═══ Records for this task ═══

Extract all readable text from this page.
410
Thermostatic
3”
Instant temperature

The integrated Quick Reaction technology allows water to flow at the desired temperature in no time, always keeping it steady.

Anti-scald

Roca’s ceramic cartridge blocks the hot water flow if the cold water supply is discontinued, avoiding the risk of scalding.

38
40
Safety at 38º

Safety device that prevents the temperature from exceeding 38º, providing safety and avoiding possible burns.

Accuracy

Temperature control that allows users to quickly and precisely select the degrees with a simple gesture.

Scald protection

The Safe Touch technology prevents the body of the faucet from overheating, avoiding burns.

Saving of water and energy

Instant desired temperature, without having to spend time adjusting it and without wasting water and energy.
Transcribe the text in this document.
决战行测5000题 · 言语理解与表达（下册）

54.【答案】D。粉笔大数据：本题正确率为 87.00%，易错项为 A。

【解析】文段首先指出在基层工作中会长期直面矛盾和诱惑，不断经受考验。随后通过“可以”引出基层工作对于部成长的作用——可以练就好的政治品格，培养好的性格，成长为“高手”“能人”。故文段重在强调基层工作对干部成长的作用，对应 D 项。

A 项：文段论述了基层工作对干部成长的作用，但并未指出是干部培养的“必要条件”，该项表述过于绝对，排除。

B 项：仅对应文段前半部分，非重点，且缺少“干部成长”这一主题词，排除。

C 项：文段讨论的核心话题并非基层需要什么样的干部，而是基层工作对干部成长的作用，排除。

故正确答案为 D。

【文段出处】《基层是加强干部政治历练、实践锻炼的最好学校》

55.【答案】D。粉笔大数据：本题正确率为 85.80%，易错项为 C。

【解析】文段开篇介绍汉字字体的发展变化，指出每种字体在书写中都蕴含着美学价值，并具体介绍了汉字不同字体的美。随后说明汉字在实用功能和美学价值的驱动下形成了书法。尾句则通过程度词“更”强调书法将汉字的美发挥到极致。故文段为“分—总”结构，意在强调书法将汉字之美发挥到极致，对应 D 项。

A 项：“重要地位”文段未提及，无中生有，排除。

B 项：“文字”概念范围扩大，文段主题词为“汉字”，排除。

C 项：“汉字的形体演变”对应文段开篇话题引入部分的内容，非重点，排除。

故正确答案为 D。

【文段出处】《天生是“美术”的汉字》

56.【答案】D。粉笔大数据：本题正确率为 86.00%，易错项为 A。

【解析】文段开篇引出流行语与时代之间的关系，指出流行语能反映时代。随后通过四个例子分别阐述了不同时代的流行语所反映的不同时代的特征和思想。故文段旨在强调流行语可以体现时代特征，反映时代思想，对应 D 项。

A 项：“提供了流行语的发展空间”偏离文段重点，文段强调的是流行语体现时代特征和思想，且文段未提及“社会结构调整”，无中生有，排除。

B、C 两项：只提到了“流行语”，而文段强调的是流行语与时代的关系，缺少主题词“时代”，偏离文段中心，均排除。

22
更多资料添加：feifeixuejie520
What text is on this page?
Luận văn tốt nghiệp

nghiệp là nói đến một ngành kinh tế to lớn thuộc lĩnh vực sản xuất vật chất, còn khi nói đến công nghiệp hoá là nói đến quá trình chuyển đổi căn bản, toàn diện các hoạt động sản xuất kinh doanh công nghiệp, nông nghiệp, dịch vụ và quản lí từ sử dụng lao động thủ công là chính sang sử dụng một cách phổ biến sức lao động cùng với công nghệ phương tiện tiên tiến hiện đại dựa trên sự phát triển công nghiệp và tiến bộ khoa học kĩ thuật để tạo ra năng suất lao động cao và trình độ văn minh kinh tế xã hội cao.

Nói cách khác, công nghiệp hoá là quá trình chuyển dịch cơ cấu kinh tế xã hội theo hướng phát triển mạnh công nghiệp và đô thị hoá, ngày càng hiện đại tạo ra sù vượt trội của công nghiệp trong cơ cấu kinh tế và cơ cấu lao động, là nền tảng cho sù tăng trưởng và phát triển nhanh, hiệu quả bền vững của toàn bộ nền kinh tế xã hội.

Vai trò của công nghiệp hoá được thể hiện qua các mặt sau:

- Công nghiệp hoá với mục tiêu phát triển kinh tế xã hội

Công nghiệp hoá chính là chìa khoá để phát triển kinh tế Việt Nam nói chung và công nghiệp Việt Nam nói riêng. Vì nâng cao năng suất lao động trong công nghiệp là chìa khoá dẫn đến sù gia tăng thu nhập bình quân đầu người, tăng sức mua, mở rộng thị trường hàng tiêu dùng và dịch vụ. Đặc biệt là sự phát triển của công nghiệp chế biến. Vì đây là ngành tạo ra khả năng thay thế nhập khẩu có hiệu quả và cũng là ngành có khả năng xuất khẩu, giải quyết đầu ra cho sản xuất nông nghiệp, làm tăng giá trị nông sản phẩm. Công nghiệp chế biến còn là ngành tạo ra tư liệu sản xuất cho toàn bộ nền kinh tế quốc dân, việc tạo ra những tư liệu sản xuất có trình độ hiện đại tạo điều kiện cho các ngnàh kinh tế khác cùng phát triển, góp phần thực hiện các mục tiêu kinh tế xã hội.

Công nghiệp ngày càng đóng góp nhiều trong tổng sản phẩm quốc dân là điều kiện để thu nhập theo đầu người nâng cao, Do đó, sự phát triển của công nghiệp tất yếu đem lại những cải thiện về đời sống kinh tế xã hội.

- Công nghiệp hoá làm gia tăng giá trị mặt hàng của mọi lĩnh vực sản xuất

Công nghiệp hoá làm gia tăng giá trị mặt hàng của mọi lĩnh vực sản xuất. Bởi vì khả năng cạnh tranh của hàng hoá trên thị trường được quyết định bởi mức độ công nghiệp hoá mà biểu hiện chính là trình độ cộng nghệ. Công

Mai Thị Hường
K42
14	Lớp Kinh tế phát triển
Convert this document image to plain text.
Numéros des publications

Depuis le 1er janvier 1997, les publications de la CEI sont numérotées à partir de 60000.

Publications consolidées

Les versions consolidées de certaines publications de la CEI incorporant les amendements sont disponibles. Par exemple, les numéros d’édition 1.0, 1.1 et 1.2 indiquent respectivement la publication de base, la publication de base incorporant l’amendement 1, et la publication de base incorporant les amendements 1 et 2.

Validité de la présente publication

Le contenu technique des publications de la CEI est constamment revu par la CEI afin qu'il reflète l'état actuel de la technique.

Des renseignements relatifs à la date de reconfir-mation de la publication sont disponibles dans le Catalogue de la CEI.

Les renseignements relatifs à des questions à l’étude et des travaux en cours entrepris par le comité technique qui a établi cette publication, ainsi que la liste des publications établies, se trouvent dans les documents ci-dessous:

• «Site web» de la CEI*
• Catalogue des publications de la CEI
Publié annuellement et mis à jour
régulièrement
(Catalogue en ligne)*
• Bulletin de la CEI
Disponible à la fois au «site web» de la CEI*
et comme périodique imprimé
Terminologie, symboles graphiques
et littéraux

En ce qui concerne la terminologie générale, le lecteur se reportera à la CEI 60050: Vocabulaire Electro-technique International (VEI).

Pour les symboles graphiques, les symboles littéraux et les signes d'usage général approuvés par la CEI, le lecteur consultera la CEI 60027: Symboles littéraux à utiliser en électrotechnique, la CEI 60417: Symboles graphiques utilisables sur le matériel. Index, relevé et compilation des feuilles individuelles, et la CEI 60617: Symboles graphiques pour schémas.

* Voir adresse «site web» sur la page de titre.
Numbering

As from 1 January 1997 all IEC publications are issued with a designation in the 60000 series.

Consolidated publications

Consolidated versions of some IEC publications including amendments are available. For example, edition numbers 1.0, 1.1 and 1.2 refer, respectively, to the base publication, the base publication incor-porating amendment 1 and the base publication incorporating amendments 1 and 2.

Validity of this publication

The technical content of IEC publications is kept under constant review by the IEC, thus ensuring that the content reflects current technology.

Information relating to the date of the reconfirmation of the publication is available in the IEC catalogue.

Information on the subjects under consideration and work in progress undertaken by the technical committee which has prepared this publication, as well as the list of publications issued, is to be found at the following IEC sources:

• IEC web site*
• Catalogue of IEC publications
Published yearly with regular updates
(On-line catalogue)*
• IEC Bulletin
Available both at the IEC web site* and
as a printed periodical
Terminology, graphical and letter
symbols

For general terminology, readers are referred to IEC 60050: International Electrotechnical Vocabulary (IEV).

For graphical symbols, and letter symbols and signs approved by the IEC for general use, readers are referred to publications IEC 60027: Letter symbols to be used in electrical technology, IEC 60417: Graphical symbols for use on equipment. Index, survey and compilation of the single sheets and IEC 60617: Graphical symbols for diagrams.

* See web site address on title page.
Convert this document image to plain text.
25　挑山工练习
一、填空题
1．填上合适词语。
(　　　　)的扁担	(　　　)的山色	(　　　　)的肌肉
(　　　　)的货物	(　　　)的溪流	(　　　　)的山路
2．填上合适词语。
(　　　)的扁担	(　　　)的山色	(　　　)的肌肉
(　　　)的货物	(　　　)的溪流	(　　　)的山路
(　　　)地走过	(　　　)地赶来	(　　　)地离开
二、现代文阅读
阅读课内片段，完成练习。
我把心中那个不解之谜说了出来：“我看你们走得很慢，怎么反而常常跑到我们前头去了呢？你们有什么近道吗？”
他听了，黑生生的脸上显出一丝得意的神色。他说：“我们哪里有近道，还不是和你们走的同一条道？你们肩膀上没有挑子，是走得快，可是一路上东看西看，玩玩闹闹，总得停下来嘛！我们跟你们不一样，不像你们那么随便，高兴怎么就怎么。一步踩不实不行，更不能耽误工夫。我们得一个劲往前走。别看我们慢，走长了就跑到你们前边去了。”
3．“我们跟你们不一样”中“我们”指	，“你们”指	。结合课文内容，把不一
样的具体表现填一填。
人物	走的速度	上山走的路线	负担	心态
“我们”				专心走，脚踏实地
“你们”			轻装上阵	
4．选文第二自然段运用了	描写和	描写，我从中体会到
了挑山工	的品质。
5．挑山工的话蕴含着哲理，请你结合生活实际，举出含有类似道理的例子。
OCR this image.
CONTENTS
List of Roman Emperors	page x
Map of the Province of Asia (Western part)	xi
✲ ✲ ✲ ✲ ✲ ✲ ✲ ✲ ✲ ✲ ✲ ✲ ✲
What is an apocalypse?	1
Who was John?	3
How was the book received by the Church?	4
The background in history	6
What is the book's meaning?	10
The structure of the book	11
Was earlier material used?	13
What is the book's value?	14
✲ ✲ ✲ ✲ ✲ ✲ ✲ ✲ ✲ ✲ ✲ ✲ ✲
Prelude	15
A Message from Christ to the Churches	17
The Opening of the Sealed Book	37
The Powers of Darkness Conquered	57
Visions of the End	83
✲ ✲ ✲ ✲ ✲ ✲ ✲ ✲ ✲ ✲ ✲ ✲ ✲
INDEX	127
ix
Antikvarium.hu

═══

Required work. Every line holding "phẩm" should be copied out.

Answer to the task.
Công nghiệp hoá chính là chìa khoá để phát triển kinh tế Việt Nam nói chung và công nghiệp Việt Nam nói riêng. Vì nâng cao năng suất lao động trong công nghiệp là chìa khoá dẫn đến sù gia tăng thu nhập bình quân đầu người, tăng sức mua, mở rộng thị trường hàng tiêu dùng và dịch vụ. Đặc biệt là sự phát triển của công nghiệp chế biến. Vì đây là ngành tạo ra khả năng thay thế nhập khẩu có hiệu quả và cũng là ngành có khả năng xuất khẩu, giải quyết đầu ra cho sản xuất nông nghiệp, làm tăng giá trị nông sản phẩm. Công nghiệp chế biến còn là ngành tạo ra tư liệu sản xuất cho toàn bộ nền kinh tế quốc dân, việc tạo ra những tư liệu sản xuất có trình độ hiện đại tạo điều kiện cho các ngnàh kinh tế khác cùng phát triển, góp phần thực hiện các mục tiêu kinh tế xã hội.
Công nghiệp ngày càng đóng góp nhiều trong tổng sản phẩm quốc dân là điều kiện để thu nhập theo đầu người nâng cao, Do đó, sự phát triển của công nghiệp tất yếu đem lại những cải thiện về đời sống kinh tế xã hội.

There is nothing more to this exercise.